THE TASK
Only the pictures are left out: repeat the rest of the entries exactly.

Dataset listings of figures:
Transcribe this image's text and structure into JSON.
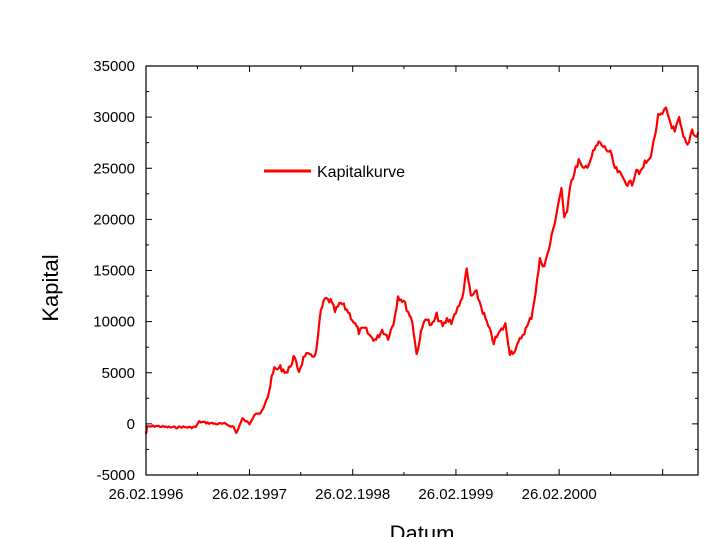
{
  "chart_data": {
    "type": "line",
    "title": "",
    "xlabel": "Datum",
    "ylabel": "Kapital",
    "ylim": [
      -5000,
      35000
    ],
    "yticks": [
      -5000,
      0,
      5000,
      10000,
      15000,
      20000,
      25000,
      30000,
      35000
    ],
    "xlim": [
      "1996-02-26",
      "2001-07-01"
    ],
    "xtick_labels": [
      "26.02.1996",
      "26.02.1997",
      "26.02.1998",
      "26.02.1999",
      "26.02.2000"
    ],
    "grid": false,
    "legend_position": "upper-left",
    "series_color": "#ff0000",
    "series": [
      {
        "name": "Kapitalkurve",
        "points": [
          [
            "1996-02-26",
            -1000
          ],
          [
            "1996-03-01",
            -300
          ],
          [
            "1996-04-01",
            -200
          ],
          [
            "1996-05-01",
            -300
          ],
          [
            "1996-06-01",
            -350
          ],
          [
            "1996-07-01",
            -300
          ],
          [
            "1996-08-01",
            -350
          ],
          [
            "1996-08-20",
            -300
          ],
          [
            "1996-09-01",
            200
          ],
          [
            "1996-10-01",
            100
          ],
          [
            "1996-11-01",
            0
          ],
          [
            "1996-12-01",
            0
          ],
          [
            "1997-01-01",
            -300
          ],
          [
            "1997-01-10",
            -900
          ],
          [
            "1997-02-01",
            500
          ],
          [
            "1997-02-26",
            0
          ],
          [
            "1997-03-20",
            1200
          ],
          [
            "1997-04-10",
            1000
          ],
          [
            "1997-05-01",
            2500
          ],
          [
            "1997-05-20",
            5200
          ],
          [
            "1997-06-15",
            5500
          ],
          [
            "1997-07-10",
            5000
          ],
          [
            "1997-08-01",
            6500
          ],
          [
            "1997-08-20",
            5200
          ],
          [
            "1997-09-10",
            6800
          ],
          [
            "1997-10-01",
            6500
          ],
          [
            "1997-10-20",
            7000
          ],
          [
            "1997-11-05",
            11000
          ],
          [
            "1997-11-20",
            12200
          ],
          [
            "1997-12-10",
            12000
          ],
          [
            "1997-12-25",
            11000
          ],
          [
            "1998-01-15",
            11800
          ],
          [
            "1998-02-10",
            11000
          ],
          [
            "1998-03-01",
            10000
          ],
          [
            "1998-03-20",
            9000
          ],
          [
            "1998-04-10",
            9300
          ],
          [
            "1998-05-01",
            8500
          ],
          [
            "1998-05-20",
            8200
          ],
          [
            "1998-06-10",
            9200
          ],
          [
            "1998-07-01",
            8500
          ],
          [
            "1998-07-20",
            9800
          ],
          [
            "1998-08-05",
            12500
          ],
          [
            "1998-08-25",
            12000
          ],
          [
            "1998-09-10",
            11000
          ],
          [
            "1998-09-25",
            10000
          ],
          [
            "1998-10-10",
            6800
          ],
          [
            "1998-10-25",
            8800
          ],
          [
            "1998-11-10",
            10500
          ],
          [
            "1998-12-01",
            9500
          ],
          [
            "1998-12-20",
            10600
          ],
          [
            "1999-01-10",
            9500
          ],
          [
            "1999-01-25",
            10200
          ],
          [
            "1999-02-10",
            10000
          ],
          [
            "1999-02-26",
            11000
          ],
          [
            "1999-03-10",
            11500
          ],
          [
            "1999-03-25",
            13000
          ],
          [
            "1999-04-05",
            15000
          ],
          [
            "1999-04-20",
            12500
          ],
          [
            "1999-05-10",
            12800
          ],
          [
            "1999-06-01",
            11000
          ],
          [
            "1999-06-20",
            9500
          ],
          [
            "1999-07-10",
            8000
          ],
          [
            "1999-08-01",
            9000
          ],
          [
            "1999-08-20",
            9700
          ],
          [
            "1999-09-05",
            7000
          ],
          [
            "1999-09-25",
            7200
          ],
          [
            "1999-10-15",
            8500
          ],
          [
            "1999-11-05",
            9500
          ],
          [
            "1999-11-20",
            10500
          ],
          [
            "1999-12-05",
            13000
          ],
          [
            "1999-12-20",
            16000
          ],
          [
            "2000-01-05",
            15500
          ],
          [
            "2000-01-20",
            17000
          ],
          [
            "2000-02-05",
            19000
          ],
          [
            "2000-02-26",
            22000
          ],
          [
            "2000-03-05",
            23000
          ],
          [
            "2000-03-15",
            20000
          ],
          [
            "2000-03-25",
            21000
          ],
          [
            "2000-04-05",
            23500
          ],
          [
            "2000-04-20",
            24500
          ],
          [
            "2000-05-05",
            25800
          ],
          [
            "2000-05-20",
            24800
          ],
          [
            "2000-06-10",
            25500
          ],
          [
            "2000-06-25",
            26500
          ],
          [
            "2000-07-15",
            27500
          ],
          [
            "2000-08-05",
            27000
          ],
          [
            "2000-08-25",
            26500
          ],
          [
            "2000-09-10",
            25000
          ],
          [
            "2000-09-25",
            24500
          ],
          [
            "2000-10-10",
            24000
          ],
          [
            "2000-10-25",
            23500
          ],
          [
            "2000-11-10",
            23500
          ],
          [
            "2000-11-25",
            25000
          ],
          [
            "2000-12-10",
            24500
          ],
          [
            "2000-12-25",
            25500
          ],
          [
            "2001-01-10",
            25800
          ],
          [
            "2001-01-25",
            27500
          ],
          [
            "2001-02-10",
            30000
          ],
          [
            "2001-02-25",
            30200
          ],
          [
            "2001-03-10",
            30800
          ],
          [
            "2001-03-25",
            29500
          ],
          [
            "2001-04-10",
            28500
          ],
          [
            "2001-04-25",
            29800
          ],
          [
            "2001-05-10",
            28000
          ],
          [
            "2001-05-25",
            27200
          ],
          [
            "2001-06-10",
            28800
          ],
          [
            "2001-06-25",
            28000
          ],
          [
            "2001-07-01",
            28500
          ]
        ]
      }
    ]
  }
}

SOLVED EXERCISE
Transcribe this image's text and structure into JSON.
{
  "chart_data": {
    "type": "line",
    "title": "",
    "xlabel": "Datum",
    "ylabel": "Kapital",
    "ylim": [
      -5000,
      35000
    ],
    "yticks": [
      -5000,
      0,
      5000,
      10000,
      15000,
      20000,
      25000,
      30000,
      35000
    ],
    "xlim": [
      "1996-02-26",
      "2001-07-01"
    ],
    "xtick_labels": [
      "26.02.1996",
      "26.02.1997",
      "26.02.1998",
      "26.02.1999",
      "26.02.2000"
    ],
    "grid": false,
    "legend_position": "upper-left",
    "series_color": "#ff0000",
    "series": [
      {
        "name": "Kapitalkurve",
        "points": [
          [
            "1996-02-26",
            -1000
          ],
          [
            "1996-03-01",
            -300
          ],
          [
            "1996-04-01",
            -200
          ],
          [
            "1996-05-01",
            -300
          ],
          [
            "1996-06-01",
            -350
          ],
          [
            "1996-07-01",
            -300
          ],
          [
            "1996-08-01",
            -350
          ],
          [
            "1996-08-20",
            -300
          ],
          [
            "1996-09-01",
            200
          ],
          [
            "1996-10-01",
            100
          ],
          [
            "1996-11-01",
            0
          ],
          [
            "1996-12-01",
            0
          ],
          [
            "1997-01-01",
            -300
          ],
          [
            "1997-01-10",
            -900
          ],
          [
            "1997-02-01",
            500
          ],
          [
            "1997-02-26",
            0
          ],
          [
            "1997-03-20",
            1200
          ],
          [
            "1997-04-10",
            1000
          ],
          [
            "1997-05-01",
            2500
          ],
          [
            "1997-05-20",
            5200
          ],
          [
            "1997-06-15",
            5500
          ],
          [
            "1997-07-10",
            5000
          ],
          [
            "1997-08-01",
            6500
          ],
          [
            "1997-08-20",
            5200
          ],
          [
            "1997-09-10",
            6800
          ],
          [
            "1997-10-01",
            6500
          ],
          [
            "1997-10-20",
            7000
          ],
          [
            "1997-11-05",
            11000
          ],
          [
            "1997-11-20",
            12200
          ],
          [
            "1997-12-10",
            12000
          ],
          [
            "1997-12-25",
            11000
          ],
          [
            "1998-01-15",
            11800
          ],
          [
            "1998-02-10",
            11000
          ],
          [
            "1998-03-01",
            10000
          ],
          [
            "1998-03-20",
            9000
          ],
          [
            "1998-04-10",
            9300
          ],
          [
            "1998-05-01",
            8500
          ],
          [
            "1998-05-20",
            8200
          ],
          [
            "1998-06-10",
            9200
          ],
          [
            "1998-07-01",
            8500
          ],
          [
            "1998-07-20",
            9800
          ],
          [
            "1998-08-05",
            12500
          ],
          [
            "1998-08-25",
            12000
          ],
          [
            "1998-09-10",
            11000
          ],
          [
            "1998-09-25",
            10000
          ],
          [
            "1998-10-10",
            6800
          ],
          [
            "1998-10-25",
            8800
          ],
          [
            "1998-11-10",
            10500
          ],
          [
            "1998-12-01",
            9500
          ],
          [
            "1998-12-20",
            10600
          ],
          [
            "1999-01-10",
            9500
          ],
          [
            "1999-01-25",
            10200
          ],
          [
            "1999-02-10",
            10000
          ],
          [
            "1999-02-26",
            11000
          ],
          [
            "1999-03-10",
            11500
          ],
          [
            "1999-03-25",
            13000
          ],
          [
            "1999-04-05",
            15000
          ],
          [
            "1999-04-20",
            12500
          ],
          [
            "1999-05-10",
            12800
          ],
          [
            "1999-06-01",
            11000
          ],
          [
            "1999-06-20",
            9500
          ],
          [
            "1999-07-10",
            8000
          ],
          [
            "1999-08-01",
            9000
          ],
          [
            "1999-08-20",
            9700
          ],
          [
            "1999-09-05",
            7000
          ],
          [
            "1999-09-25",
            7200
          ],
          [
            "1999-10-15",
            8500
          ],
          [
            "1999-11-05",
            9500
          ],
          [
            "1999-11-20",
            10500
          ],
          [
            "1999-12-05",
            13000
          ],
          [
            "1999-12-20",
            16000
          ],
          [
            "2000-01-05",
            15500
          ],
          [
            "2000-01-20",
            17000
          ],
          [
            "2000-02-05",
            19000
          ],
          [
            "2000-02-26",
            22000
          ],
          [
            "2000-03-05",
            23000
          ],
          [
            "2000-03-15",
            20000
          ],
          [
            "2000-03-25",
            21000
          ],
          [
            "2000-04-05",
            23500
          ],
          [
            "2000-04-20",
            24500
          ],
          [
            "2000-05-05",
            25800
          ],
          [
            "2000-05-20",
            24800
          ],
          [
            "2000-06-10",
            25500
          ],
          [
            "2000-06-25",
            26500
          ],
          [
            "2000-07-15",
            27500
          ],
          [
            "2000-08-05",
            27000
          ],
          [
            "2000-08-25",
            26500
          ],
          [
            "2000-09-10",
            25000
          ],
          [
            "2000-09-25",
            24500
          ],
          [
            "2000-10-10",
            24000
          ],
          [
            "2000-10-25",
            23500
          ],
          [
            "2000-11-10",
            23500
          ],
          [
            "2000-11-25",
            25000
          ],
          [
            "2000-12-10",
            24500
          ],
          [
            "2000-12-25",
            25500
          ],
          [
            "2001-01-10",
            25800
          ],
          [
            "2001-01-25",
            27500
          ],
          [
            "2001-02-10",
            30000
          ],
          [
            "2001-02-25",
            30200
          ],
          [
            "2001-03-10",
            30800
          ],
          [
            "2001-03-25",
            29500
          ],
          [
            "2001-04-10",
            28500
          ],
          [
            "2001-04-25",
            29800
          ],
          [
            "2001-05-10",
            28000
          ],
          [
            "2001-05-25",
            27200
          ],
          [
            "2001-06-10",
            28800
          ],
          [
            "2001-06-25",
            28000
          ],
          [
            "2001-07-01",
            28500
          ]
        ]
      }
    ]
  }
}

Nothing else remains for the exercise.